| Provided records |
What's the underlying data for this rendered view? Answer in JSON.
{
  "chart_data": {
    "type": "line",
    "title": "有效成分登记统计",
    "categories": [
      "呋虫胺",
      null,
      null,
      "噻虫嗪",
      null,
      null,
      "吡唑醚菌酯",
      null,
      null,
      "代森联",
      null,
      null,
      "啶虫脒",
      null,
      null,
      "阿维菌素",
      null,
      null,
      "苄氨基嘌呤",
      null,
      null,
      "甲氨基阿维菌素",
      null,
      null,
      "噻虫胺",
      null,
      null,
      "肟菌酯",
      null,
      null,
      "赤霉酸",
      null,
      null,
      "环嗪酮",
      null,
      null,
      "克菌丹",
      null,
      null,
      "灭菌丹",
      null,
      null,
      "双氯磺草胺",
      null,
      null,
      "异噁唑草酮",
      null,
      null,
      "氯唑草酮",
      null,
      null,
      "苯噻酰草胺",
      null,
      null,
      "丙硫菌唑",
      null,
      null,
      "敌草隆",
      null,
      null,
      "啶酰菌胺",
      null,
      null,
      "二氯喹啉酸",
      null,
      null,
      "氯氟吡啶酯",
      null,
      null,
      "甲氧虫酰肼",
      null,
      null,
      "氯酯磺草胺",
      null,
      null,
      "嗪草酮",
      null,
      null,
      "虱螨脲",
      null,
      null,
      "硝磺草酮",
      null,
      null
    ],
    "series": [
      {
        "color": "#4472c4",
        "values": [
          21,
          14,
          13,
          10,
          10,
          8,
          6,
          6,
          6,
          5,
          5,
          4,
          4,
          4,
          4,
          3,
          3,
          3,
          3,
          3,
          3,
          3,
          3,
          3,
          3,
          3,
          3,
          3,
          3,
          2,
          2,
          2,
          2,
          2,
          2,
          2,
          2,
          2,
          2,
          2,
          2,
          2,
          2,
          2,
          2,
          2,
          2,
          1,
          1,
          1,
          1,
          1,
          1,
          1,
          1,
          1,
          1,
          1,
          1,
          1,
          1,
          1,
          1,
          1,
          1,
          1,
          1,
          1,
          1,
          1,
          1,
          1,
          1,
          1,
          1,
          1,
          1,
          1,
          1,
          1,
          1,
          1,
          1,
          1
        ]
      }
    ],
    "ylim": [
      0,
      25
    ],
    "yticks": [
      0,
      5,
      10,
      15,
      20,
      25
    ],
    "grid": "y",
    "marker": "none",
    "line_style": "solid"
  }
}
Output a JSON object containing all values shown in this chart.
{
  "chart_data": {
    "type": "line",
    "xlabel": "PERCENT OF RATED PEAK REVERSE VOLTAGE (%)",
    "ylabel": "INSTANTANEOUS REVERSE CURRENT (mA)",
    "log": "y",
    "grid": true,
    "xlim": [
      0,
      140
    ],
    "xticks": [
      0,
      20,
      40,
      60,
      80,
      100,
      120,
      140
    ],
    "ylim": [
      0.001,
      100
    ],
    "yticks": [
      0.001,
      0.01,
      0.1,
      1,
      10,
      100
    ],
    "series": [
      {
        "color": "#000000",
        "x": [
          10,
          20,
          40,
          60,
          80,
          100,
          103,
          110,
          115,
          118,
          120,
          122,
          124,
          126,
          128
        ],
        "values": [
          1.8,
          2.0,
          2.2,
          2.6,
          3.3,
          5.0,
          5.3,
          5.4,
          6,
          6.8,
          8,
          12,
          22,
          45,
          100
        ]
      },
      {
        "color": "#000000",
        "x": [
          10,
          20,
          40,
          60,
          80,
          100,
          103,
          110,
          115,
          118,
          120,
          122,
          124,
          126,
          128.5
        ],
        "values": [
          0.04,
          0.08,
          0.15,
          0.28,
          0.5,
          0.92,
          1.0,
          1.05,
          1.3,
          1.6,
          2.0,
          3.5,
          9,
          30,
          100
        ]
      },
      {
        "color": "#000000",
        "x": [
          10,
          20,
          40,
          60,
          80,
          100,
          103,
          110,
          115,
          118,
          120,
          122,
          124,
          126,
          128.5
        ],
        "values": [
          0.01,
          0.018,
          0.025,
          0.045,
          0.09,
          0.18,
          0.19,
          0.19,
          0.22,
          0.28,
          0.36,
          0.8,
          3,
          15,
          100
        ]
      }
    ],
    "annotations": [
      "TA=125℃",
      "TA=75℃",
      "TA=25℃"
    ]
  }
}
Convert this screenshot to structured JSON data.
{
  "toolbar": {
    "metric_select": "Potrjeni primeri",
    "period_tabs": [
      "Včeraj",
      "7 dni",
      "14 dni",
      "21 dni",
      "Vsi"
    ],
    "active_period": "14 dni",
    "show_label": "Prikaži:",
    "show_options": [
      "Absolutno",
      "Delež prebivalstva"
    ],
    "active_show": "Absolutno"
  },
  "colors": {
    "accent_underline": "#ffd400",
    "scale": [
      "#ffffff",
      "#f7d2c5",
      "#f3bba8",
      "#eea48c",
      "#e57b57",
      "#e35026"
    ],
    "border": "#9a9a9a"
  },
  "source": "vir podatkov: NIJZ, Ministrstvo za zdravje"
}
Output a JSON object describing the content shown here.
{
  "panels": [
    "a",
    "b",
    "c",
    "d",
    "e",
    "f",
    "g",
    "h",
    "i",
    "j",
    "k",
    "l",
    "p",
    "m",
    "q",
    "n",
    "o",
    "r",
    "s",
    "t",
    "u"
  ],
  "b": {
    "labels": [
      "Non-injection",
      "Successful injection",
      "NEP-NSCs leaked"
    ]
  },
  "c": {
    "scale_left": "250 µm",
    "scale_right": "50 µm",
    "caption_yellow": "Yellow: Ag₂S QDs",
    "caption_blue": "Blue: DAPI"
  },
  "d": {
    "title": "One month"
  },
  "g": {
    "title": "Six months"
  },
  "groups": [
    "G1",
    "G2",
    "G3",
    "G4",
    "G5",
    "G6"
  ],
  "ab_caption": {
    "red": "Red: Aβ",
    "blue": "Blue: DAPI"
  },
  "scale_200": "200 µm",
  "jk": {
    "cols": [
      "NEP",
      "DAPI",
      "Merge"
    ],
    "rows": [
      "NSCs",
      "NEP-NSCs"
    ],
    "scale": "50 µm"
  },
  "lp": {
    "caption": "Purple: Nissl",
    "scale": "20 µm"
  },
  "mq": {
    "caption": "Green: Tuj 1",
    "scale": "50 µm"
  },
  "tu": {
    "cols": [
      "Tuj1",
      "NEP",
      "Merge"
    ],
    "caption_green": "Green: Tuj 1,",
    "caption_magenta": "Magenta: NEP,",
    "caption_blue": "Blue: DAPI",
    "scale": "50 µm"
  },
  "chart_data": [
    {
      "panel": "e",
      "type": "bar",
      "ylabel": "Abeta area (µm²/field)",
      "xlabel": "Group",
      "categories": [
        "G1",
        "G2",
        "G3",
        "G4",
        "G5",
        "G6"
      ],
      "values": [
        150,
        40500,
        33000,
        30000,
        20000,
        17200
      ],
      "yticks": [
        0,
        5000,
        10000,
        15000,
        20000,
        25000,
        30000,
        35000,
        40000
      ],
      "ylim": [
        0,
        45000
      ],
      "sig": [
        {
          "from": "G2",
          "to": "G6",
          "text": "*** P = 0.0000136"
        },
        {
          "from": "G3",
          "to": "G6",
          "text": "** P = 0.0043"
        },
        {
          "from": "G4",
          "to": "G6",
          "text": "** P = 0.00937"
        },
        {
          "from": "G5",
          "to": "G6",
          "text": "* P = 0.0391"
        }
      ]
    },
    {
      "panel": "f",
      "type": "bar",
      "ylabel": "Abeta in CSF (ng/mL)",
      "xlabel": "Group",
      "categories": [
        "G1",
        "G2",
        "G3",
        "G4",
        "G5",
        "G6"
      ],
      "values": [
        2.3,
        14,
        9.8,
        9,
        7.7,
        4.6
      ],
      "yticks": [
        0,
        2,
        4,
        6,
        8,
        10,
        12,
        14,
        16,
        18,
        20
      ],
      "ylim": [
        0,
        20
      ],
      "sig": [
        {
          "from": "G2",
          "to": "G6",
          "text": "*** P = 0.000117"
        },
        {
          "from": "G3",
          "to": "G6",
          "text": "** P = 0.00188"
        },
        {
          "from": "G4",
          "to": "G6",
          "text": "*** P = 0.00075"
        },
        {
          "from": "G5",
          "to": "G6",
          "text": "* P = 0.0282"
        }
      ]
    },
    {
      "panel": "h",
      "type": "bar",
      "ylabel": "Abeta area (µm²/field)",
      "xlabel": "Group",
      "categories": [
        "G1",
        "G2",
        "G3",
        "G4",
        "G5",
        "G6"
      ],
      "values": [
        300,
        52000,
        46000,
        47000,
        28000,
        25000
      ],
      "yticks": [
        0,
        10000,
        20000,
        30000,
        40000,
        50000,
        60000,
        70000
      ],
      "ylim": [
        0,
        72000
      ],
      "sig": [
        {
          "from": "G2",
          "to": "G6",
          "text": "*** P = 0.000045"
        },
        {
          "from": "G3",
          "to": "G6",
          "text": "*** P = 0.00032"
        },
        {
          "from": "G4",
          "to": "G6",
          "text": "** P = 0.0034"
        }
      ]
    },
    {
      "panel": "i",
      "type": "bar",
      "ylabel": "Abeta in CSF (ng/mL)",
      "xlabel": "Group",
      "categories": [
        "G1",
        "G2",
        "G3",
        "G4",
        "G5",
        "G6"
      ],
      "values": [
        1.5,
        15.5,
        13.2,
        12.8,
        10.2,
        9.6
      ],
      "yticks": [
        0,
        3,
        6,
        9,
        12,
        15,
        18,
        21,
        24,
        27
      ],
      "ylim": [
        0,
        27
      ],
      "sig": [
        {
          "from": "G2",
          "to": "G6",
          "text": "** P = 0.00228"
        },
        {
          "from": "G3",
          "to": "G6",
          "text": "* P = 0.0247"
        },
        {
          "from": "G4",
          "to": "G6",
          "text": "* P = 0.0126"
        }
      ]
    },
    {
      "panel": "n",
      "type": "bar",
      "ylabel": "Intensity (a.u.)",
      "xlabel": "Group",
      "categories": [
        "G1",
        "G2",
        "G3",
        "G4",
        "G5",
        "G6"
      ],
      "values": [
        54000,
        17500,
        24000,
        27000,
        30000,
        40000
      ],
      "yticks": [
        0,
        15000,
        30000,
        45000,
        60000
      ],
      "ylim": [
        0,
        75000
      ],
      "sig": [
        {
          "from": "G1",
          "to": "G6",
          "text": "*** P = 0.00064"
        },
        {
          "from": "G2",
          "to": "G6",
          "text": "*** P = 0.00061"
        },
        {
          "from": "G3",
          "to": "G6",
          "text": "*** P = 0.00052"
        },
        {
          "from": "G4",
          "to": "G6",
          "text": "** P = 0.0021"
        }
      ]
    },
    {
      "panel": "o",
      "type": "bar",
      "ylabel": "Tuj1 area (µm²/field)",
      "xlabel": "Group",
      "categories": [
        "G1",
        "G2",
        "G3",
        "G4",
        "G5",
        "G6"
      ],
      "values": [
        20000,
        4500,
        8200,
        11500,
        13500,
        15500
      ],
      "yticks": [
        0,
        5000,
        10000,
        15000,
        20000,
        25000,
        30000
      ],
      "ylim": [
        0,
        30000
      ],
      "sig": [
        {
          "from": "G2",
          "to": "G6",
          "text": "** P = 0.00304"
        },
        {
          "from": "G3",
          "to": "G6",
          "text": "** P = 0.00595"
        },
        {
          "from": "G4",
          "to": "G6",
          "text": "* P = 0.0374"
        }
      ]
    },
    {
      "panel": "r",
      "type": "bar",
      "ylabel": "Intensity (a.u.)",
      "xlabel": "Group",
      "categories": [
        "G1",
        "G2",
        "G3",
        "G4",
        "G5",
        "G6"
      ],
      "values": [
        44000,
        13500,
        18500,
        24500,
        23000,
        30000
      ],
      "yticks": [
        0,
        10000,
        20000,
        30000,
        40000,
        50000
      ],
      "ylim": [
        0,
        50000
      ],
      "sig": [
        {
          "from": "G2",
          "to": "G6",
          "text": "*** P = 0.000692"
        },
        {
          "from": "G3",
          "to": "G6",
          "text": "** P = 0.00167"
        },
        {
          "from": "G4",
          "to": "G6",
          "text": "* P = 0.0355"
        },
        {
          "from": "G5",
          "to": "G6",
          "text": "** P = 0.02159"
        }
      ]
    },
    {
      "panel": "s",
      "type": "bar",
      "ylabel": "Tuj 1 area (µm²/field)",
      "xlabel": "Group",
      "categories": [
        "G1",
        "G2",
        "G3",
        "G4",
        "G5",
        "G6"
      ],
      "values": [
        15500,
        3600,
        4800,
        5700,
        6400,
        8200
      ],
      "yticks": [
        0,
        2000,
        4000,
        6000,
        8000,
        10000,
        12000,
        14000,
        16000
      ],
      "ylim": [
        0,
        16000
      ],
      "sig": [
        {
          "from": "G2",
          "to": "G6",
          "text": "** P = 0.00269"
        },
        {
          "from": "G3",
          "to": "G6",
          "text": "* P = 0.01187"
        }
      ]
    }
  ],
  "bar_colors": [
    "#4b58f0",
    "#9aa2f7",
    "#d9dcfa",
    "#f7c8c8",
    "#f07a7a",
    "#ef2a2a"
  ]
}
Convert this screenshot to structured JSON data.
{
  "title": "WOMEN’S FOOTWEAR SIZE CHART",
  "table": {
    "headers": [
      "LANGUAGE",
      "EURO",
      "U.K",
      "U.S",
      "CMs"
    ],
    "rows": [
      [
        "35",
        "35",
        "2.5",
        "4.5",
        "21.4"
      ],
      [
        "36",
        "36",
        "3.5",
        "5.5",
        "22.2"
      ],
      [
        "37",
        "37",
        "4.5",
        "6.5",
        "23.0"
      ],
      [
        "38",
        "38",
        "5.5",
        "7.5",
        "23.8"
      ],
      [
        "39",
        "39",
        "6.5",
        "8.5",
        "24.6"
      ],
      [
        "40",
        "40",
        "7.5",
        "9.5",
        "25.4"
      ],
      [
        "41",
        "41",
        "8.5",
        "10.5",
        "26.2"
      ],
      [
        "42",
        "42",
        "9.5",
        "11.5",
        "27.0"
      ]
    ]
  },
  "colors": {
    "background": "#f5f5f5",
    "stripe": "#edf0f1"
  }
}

| Problem details |
Filter the data for the string "DAPI" and copy every line that has it.

| Task result |
    "caption_blue": "Blue: DAPI"
    "blue": "Blue: DAPI"
      "DAPI",
    "caption_blue": "Blue: DAPI",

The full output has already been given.